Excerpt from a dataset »
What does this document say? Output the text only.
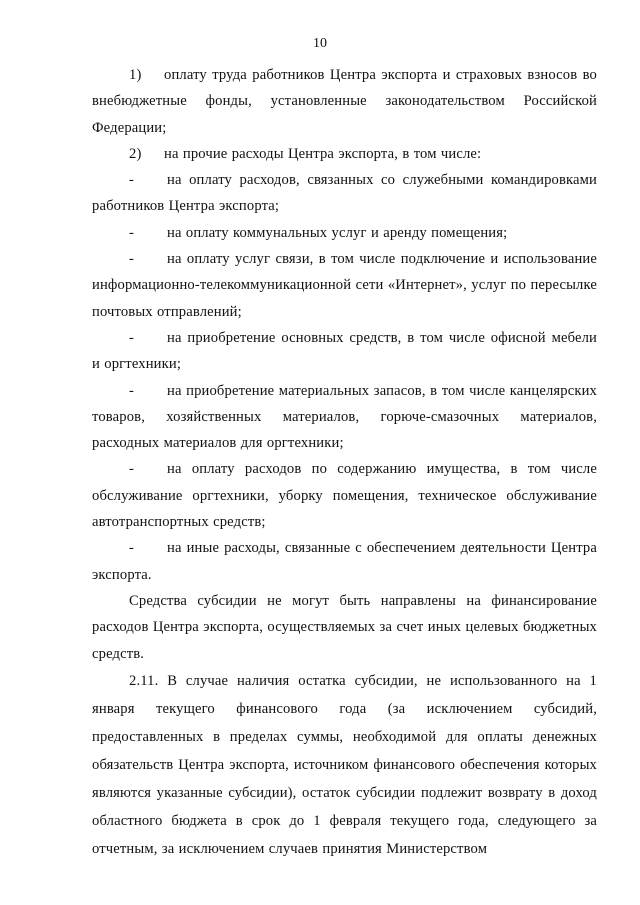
10

1) оплату труда работников Центра экспорта и страховых взносов во внебюджетные фонды, установленные законодательством Российской Федерации;

2) на прочие расходы Центра экспорта, в том числе:

- на оплату расходов, связанных со служебными командировками работников Центра экспорта;

- на оплату коммунальных услуг и аренду помещения;

- на оплату услуг связи, в том числе подключение и использование информационно-телекоммуникационной сети «Интернет», услуг по пересылке почтовых отправлений;

- на приобретение основных средств, в том числе офисной мебели и оргтехники;

- на приобретение материальных запасов, в том числе канцелярских товаров, хозяйственных материалов, горюче-смазочных материалов, расходных материалов для оргтехники;

- на оплату расходов по содержанию имущества, в том числе обслуживание оргтехники, уборку помещения, техническое обслуживание автотранспортных средств;

- на иные расходы, связанные с обеспечением деятельности Центра экспорта.

Средства субсидии не могут быть направлены на финансирование расходов Центра экспорта, осуществляемых за счет иных целевых бюджетных средств.

2.11. В случае наличия остатка субсидии, не использованного на 1 января текущего финансового года (за исключением субсидий, предоставленных в пределах суммы, необходимой для оплаты денежных обязательств Центра экспорта, источником финансового обеспечения которых являются указанные субсидии), остаток субсидии подлежит возврату в доход областного бюджета в срок до 1 февраля текущего года, следующего за отчетным, за исключением случаев принятия Министерством
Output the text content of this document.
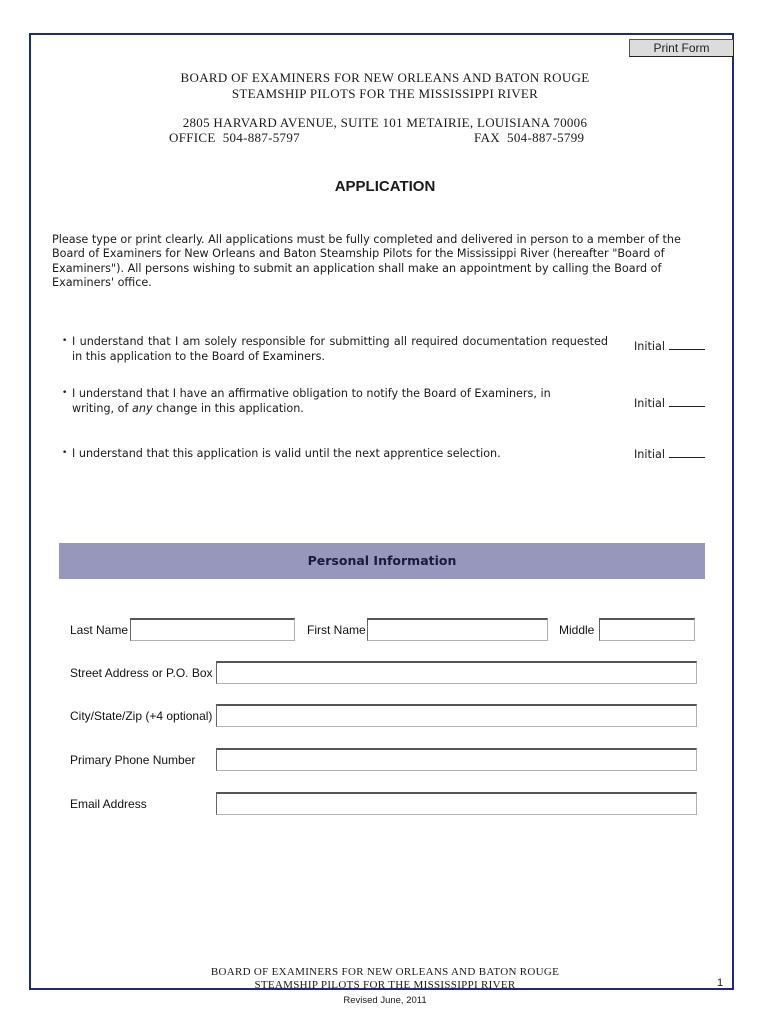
Print Form
BOARD OF EXAMINERS FOR NEW ORLEANS AND BATON ROUGE
STEAMSHIP PILOTS FOR THE MISSISSIPPI RIVER
2805 HARVARD AVENUE, SUITE 101 METAIRIE, LOUISIANA 70006
OFFICE  504-887-5797	FAX  504-887-5799
APPLICATION
Please type or print clearly. All applications must be fully completed and delivered in person to a member of the Board of Examiners for New Orleans and Baton Steamship Pilots for the Mississippi River (hereafter "Board of Examiners"). All persons wishing to submit an application shall make an appointment by calling the Board of Examiners' office.
• I understand that I am solely responsible for submitting all required documentation requested in this application to the Board of Examiners.
Initial
• I understand that I have an affirmative obligation to notify the Board of Examiners, in writing, of any change in this application.	Initial
• I understand that this application is valid until the next apprentice selection.	Initial
Personal Information
Last Name	First Name	Middle
Street Address or P.O. Box
City/State/Zip (+4 optional)
Primary Phone Number
Email Address
BOARD OF EXAMINERS FOR NEW ORLEANS AND BATON ROUGE
STEAMSHIP PILOTS FOR THE MISSISSIPPI RIVER	1
Revised June, 2011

Task directions » Go through the entries above and copy every line containing "расходы".

Response for this exercise »
2) на прочие расходы Центра экспорта, в том числе:
- на иные расходы, связанные с обеспечением деятельности Центра экспорта.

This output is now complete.